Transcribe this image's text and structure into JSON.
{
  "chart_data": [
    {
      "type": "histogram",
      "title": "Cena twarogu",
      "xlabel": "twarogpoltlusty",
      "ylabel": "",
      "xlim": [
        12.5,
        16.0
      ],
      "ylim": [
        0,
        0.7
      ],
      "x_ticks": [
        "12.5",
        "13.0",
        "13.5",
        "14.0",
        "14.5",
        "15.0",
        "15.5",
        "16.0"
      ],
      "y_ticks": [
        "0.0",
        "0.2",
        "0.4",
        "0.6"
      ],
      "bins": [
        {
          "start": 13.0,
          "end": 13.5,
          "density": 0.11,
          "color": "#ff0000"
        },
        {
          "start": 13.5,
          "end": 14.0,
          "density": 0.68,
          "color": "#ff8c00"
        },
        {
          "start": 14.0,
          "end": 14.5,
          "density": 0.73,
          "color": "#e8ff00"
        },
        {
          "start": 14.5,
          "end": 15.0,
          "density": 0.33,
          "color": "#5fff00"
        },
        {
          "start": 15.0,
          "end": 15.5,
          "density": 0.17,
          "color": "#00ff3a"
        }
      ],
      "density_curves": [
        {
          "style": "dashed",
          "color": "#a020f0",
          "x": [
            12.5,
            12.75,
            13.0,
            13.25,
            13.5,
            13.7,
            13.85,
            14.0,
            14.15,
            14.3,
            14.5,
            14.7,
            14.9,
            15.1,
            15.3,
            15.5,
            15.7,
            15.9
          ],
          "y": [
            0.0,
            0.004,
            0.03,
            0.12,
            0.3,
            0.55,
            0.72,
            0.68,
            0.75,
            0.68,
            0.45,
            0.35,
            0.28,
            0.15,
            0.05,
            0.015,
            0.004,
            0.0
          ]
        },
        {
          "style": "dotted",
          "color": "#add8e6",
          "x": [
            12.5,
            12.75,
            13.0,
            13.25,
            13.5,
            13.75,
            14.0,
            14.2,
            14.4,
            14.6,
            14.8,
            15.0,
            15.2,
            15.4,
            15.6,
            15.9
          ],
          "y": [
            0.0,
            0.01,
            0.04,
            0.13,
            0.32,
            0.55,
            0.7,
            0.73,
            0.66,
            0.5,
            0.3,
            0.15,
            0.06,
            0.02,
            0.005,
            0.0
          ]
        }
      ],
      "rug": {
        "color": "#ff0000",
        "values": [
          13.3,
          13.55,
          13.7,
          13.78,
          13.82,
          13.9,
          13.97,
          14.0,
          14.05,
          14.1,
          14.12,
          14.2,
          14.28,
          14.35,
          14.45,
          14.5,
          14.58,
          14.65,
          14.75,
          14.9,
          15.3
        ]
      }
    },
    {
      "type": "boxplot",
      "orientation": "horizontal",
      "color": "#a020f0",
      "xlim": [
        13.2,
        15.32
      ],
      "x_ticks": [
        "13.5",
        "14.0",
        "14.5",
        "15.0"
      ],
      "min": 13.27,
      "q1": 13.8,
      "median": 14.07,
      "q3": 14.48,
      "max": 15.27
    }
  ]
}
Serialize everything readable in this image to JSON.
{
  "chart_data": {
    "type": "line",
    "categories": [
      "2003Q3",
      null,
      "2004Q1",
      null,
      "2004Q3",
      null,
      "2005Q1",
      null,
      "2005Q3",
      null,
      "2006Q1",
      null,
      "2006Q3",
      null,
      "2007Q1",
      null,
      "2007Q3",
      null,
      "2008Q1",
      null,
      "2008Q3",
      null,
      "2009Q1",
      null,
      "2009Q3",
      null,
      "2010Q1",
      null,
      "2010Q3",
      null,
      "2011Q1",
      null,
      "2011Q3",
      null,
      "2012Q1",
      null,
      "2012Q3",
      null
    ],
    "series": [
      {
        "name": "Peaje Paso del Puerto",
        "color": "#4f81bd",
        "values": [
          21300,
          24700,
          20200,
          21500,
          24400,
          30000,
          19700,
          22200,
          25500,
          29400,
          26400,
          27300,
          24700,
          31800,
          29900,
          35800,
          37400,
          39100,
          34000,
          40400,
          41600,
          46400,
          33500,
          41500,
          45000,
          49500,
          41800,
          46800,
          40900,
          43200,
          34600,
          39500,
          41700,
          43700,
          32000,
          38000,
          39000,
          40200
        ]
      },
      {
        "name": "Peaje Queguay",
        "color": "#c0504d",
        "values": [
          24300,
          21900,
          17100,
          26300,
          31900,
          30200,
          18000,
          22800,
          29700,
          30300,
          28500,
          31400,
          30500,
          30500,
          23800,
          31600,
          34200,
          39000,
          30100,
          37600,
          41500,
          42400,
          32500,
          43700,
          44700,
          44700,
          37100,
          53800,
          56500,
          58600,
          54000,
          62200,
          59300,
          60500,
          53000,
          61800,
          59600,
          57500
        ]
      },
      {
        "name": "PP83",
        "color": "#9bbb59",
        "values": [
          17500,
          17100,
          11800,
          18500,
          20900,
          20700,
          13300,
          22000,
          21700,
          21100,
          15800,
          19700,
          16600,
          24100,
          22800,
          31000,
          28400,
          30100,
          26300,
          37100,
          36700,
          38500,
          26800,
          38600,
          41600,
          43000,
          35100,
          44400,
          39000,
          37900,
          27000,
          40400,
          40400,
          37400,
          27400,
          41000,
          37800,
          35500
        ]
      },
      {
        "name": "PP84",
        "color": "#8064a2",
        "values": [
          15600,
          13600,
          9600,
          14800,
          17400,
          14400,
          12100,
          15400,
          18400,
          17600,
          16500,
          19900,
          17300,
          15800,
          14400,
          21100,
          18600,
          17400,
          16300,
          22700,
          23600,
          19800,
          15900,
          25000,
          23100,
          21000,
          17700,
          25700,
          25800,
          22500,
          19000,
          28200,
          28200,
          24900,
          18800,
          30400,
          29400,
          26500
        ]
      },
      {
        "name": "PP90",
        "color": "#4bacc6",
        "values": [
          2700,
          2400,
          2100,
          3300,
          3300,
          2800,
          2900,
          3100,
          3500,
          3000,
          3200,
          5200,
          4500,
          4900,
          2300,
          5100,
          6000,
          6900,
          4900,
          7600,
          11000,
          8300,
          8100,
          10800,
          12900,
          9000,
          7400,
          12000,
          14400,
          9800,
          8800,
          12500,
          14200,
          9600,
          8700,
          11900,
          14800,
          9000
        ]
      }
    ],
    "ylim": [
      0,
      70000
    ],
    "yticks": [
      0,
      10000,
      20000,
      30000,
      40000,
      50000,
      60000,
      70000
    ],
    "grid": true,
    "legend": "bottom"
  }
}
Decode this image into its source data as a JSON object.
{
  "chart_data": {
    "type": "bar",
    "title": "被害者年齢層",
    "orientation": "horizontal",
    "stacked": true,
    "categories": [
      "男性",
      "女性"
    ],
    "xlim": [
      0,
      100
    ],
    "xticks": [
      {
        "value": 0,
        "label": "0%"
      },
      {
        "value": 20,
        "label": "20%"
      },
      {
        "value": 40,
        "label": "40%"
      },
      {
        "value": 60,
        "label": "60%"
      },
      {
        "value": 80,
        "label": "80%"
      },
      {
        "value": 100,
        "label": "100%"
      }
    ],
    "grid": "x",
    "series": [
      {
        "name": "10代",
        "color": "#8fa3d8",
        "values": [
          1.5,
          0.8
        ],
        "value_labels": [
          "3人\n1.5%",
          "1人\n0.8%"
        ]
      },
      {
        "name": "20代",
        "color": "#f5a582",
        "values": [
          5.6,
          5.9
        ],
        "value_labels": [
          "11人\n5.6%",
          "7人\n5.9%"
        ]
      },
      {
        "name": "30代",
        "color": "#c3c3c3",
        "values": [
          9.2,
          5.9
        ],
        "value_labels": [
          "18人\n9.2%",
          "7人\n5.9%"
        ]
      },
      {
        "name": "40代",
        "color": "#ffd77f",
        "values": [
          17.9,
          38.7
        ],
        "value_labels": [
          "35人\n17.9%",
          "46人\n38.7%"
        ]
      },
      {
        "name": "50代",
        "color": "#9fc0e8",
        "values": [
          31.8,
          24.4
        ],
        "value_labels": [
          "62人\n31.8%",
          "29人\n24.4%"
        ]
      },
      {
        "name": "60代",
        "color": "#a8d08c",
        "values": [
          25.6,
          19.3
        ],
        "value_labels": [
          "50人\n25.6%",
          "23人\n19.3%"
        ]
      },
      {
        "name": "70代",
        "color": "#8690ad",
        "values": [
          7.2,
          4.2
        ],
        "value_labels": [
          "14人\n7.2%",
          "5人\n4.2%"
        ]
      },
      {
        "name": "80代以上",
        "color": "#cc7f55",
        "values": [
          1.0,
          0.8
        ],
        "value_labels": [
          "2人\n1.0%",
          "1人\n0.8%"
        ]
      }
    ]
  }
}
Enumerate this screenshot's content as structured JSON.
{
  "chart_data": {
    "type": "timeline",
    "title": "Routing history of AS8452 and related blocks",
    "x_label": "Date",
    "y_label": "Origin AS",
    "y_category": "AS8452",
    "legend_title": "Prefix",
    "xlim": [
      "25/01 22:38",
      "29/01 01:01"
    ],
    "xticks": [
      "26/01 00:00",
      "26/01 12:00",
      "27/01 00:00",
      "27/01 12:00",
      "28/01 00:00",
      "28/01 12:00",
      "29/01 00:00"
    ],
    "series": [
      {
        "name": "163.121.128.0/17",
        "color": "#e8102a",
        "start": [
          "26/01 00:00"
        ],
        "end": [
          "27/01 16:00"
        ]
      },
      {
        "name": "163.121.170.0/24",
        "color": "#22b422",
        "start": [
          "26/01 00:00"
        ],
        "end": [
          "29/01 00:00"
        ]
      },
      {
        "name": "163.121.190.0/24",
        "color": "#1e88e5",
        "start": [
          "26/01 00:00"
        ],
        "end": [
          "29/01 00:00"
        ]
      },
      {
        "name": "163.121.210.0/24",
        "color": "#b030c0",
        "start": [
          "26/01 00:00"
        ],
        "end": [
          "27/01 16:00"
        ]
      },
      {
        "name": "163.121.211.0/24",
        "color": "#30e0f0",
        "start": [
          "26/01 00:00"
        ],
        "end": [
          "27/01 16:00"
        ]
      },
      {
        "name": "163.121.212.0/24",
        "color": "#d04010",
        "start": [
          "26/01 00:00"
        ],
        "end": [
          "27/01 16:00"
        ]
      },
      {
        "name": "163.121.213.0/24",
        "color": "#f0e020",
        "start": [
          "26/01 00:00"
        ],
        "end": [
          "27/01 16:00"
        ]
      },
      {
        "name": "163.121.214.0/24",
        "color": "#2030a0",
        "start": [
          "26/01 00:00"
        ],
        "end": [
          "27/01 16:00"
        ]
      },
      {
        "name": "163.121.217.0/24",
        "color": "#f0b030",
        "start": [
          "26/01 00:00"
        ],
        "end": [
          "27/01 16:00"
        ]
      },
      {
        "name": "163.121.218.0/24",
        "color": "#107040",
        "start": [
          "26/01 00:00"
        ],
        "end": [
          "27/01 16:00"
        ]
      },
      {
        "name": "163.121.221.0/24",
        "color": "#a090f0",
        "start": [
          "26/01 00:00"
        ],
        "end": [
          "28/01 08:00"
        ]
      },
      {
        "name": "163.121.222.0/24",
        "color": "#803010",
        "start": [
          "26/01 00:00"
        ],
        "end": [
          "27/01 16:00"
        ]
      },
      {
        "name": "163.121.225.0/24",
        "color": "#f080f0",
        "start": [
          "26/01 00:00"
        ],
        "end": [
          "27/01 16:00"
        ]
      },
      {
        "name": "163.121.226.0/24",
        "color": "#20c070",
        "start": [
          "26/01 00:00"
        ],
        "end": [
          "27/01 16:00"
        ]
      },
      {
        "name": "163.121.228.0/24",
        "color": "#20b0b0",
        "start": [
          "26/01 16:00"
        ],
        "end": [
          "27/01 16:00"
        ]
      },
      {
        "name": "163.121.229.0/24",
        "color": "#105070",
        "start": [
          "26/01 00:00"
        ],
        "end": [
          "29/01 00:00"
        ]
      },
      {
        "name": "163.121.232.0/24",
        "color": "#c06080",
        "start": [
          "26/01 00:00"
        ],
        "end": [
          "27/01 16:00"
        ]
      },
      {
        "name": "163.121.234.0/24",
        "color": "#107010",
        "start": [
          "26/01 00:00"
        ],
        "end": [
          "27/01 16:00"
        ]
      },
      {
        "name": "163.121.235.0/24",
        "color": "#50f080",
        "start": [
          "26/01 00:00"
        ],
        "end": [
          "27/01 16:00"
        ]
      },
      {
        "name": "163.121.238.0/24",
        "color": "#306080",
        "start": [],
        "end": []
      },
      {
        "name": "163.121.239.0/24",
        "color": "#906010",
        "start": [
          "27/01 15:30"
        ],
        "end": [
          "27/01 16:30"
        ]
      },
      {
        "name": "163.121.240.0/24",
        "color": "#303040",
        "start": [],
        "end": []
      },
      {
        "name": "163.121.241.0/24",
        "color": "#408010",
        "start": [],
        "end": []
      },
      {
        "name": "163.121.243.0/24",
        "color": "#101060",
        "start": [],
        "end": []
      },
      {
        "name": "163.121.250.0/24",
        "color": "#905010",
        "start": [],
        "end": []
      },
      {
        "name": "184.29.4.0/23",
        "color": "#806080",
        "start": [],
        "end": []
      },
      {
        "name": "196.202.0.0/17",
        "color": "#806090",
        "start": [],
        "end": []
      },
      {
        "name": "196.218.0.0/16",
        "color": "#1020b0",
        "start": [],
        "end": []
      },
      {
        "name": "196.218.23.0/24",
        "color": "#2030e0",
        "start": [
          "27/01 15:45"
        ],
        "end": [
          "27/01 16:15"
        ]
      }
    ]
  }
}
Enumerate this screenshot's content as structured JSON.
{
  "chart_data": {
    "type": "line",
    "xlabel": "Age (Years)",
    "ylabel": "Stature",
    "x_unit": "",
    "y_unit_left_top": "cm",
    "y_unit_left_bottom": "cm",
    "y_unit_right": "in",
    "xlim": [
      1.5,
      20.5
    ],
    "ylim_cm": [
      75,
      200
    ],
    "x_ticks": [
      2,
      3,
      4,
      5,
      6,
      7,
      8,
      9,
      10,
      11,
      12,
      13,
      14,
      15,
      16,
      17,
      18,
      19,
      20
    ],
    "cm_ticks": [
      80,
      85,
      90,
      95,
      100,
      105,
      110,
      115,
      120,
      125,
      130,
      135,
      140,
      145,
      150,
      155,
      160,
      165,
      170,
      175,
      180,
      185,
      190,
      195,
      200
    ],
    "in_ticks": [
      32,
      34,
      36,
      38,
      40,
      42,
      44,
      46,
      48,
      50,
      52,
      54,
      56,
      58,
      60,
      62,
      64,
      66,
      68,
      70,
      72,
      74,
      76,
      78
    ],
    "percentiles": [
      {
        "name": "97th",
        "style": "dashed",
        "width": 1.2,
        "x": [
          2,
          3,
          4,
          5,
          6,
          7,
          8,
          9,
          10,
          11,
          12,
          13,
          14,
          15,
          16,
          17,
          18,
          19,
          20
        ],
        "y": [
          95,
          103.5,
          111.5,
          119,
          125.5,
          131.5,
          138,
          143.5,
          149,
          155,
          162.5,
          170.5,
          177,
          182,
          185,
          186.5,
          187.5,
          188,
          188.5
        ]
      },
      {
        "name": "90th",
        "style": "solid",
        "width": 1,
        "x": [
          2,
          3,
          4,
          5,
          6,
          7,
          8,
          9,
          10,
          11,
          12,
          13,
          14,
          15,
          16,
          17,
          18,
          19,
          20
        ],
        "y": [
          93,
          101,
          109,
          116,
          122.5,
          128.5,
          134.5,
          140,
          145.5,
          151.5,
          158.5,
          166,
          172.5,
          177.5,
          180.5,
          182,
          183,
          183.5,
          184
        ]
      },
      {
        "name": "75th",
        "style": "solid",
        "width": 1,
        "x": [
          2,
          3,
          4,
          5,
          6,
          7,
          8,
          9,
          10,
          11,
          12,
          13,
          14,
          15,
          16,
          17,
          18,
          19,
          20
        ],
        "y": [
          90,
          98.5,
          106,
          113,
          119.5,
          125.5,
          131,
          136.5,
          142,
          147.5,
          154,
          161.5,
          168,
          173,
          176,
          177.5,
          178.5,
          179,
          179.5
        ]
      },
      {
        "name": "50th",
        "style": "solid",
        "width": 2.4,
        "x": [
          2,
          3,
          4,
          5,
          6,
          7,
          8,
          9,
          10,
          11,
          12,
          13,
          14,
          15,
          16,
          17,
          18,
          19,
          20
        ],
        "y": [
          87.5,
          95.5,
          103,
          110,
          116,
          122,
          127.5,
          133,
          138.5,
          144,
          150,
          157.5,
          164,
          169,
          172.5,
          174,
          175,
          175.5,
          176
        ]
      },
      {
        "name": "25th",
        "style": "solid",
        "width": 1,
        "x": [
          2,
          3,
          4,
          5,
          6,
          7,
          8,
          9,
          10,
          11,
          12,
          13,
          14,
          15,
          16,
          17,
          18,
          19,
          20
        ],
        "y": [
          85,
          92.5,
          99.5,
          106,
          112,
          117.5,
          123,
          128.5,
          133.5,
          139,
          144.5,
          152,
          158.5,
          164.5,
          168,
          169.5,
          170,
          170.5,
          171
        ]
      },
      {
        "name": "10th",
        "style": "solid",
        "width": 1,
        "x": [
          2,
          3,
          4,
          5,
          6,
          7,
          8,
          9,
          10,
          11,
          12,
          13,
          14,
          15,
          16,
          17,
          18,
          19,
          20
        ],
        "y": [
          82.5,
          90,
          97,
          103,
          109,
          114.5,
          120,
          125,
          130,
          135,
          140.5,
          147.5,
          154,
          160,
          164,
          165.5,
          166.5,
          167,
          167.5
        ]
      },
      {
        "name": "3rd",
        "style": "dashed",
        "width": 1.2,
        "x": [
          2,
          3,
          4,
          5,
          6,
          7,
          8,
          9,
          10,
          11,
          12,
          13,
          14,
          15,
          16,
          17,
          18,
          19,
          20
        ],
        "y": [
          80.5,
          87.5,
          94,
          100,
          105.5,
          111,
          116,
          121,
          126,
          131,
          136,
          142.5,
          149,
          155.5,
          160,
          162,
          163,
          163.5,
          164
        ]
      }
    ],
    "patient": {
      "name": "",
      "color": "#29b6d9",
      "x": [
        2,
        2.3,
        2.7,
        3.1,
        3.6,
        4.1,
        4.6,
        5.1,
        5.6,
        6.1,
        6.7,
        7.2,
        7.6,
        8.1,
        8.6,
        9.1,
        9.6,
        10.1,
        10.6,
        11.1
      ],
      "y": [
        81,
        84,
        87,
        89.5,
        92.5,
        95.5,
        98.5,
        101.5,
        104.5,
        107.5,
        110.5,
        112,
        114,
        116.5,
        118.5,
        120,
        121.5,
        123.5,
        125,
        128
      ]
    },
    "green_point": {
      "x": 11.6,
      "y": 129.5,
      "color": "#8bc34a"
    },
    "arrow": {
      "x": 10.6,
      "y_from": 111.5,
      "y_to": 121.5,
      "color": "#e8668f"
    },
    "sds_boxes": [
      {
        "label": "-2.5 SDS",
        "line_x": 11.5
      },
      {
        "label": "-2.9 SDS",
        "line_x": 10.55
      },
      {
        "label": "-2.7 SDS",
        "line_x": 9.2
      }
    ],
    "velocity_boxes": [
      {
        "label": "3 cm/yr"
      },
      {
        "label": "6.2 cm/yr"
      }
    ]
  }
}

■ ■ ■ ■ ■ ■ ■

= Task to carry out =
Reproduce each line holding the word "image".

= Result below =
Transcribe this image's text and structure into JSON.
Serialize everything readable in this image to JSON.
Decode this image into its source data as a JSON object.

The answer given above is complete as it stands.